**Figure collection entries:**

_ _ _

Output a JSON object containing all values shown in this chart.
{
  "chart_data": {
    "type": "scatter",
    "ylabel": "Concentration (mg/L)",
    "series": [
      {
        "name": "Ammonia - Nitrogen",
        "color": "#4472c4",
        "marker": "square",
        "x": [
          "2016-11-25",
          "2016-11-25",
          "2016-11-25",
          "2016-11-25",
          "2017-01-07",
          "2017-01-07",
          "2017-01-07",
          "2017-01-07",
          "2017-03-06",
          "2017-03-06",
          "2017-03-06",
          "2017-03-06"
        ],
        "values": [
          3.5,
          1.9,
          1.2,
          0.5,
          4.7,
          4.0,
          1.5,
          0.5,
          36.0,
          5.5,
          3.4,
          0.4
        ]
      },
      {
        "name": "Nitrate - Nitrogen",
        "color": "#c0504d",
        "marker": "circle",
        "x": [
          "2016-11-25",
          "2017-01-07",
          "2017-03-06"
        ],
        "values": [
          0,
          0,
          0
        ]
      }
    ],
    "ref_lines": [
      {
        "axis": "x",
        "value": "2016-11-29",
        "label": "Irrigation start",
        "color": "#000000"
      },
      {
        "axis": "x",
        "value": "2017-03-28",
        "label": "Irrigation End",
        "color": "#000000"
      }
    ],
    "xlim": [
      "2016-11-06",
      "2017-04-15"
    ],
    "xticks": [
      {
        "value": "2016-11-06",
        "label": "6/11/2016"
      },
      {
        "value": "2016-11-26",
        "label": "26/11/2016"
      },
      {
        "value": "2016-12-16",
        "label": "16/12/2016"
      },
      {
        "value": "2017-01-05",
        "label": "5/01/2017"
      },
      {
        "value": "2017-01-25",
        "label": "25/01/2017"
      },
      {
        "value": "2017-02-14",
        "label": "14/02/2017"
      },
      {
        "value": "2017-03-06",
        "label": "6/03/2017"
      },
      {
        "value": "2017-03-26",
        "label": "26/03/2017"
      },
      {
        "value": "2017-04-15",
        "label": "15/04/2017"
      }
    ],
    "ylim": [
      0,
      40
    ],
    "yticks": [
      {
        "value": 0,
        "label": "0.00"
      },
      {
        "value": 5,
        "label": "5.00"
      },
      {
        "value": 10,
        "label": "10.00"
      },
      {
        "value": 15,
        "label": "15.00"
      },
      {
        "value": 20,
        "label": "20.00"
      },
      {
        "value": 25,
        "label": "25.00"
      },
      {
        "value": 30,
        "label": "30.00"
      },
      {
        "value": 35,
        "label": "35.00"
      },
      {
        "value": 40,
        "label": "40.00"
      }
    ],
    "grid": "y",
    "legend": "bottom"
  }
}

_ _ _

**EXERCISE OBJECTIVE:**
Tell how many lines hold the string "Irrigation", giving the number and nothing else.

**REPLY:**
2